Written problem:
Copy each line below that includes "物理八年级".

● ● ● ● ● ● ●

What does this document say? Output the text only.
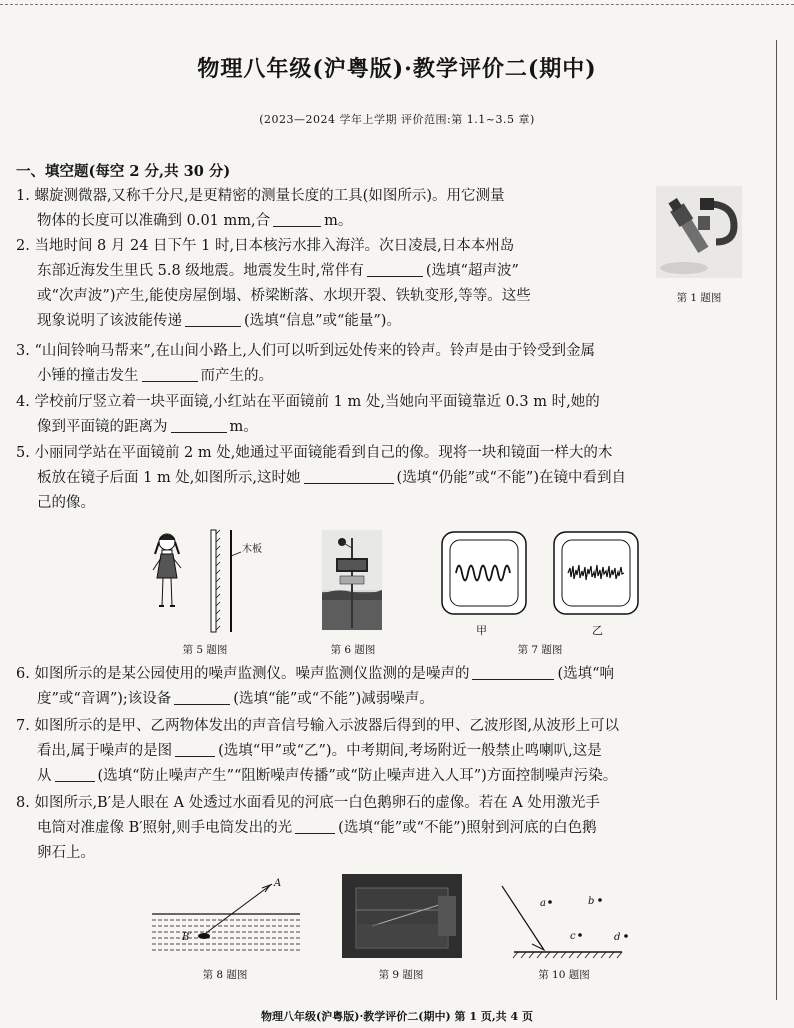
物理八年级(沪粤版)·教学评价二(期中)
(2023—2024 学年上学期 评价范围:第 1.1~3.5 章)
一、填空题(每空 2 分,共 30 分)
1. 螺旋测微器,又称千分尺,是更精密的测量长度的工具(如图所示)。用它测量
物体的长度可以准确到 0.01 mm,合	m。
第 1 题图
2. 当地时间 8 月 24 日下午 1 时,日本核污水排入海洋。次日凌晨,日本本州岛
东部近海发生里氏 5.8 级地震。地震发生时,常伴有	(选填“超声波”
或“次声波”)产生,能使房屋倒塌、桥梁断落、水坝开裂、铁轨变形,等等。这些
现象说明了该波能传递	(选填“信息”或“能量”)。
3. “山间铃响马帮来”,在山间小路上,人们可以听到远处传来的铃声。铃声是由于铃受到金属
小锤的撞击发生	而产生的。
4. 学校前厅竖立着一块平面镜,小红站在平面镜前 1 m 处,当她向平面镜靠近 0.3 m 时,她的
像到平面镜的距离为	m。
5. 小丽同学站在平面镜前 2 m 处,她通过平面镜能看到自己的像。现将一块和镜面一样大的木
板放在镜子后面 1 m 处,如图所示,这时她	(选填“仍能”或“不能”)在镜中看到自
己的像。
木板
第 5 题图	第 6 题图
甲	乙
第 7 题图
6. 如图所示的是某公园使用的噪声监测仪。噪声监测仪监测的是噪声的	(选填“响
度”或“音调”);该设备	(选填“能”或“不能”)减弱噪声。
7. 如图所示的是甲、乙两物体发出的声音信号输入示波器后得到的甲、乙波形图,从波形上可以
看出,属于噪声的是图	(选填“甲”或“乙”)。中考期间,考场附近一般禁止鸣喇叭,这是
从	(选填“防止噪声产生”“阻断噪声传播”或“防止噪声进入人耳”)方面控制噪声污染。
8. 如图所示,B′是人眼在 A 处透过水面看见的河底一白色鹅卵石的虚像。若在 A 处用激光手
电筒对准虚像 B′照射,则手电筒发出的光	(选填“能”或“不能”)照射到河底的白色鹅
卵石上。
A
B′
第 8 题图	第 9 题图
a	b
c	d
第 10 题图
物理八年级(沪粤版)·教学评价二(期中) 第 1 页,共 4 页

● ● ● ● ● ● ●

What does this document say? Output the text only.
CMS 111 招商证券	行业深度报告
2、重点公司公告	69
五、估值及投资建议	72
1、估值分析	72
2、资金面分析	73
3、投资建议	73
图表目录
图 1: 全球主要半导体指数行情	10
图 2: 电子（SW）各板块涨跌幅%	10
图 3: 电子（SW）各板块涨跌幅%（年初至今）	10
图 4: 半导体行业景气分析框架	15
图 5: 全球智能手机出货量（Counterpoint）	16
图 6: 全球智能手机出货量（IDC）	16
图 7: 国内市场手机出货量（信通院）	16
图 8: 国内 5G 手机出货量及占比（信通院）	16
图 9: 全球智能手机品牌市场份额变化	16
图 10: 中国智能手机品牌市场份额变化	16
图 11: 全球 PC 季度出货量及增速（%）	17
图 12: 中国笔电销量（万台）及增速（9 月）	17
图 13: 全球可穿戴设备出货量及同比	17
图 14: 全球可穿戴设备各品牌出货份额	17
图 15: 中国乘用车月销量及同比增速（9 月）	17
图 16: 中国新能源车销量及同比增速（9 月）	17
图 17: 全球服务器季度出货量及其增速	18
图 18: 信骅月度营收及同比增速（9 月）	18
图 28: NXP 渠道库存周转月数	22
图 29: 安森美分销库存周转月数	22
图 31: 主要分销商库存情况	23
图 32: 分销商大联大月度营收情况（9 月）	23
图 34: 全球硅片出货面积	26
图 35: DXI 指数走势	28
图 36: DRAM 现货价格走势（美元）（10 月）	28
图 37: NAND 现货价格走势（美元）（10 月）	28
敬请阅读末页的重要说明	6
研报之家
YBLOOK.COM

● ● ● ● ● ● ●

Worked solution:
物理八年级(沪粤版)·教学评价二(期中)
物理八年级(沪粤版)·教学评价二(期中) 第 1 页,共 4 页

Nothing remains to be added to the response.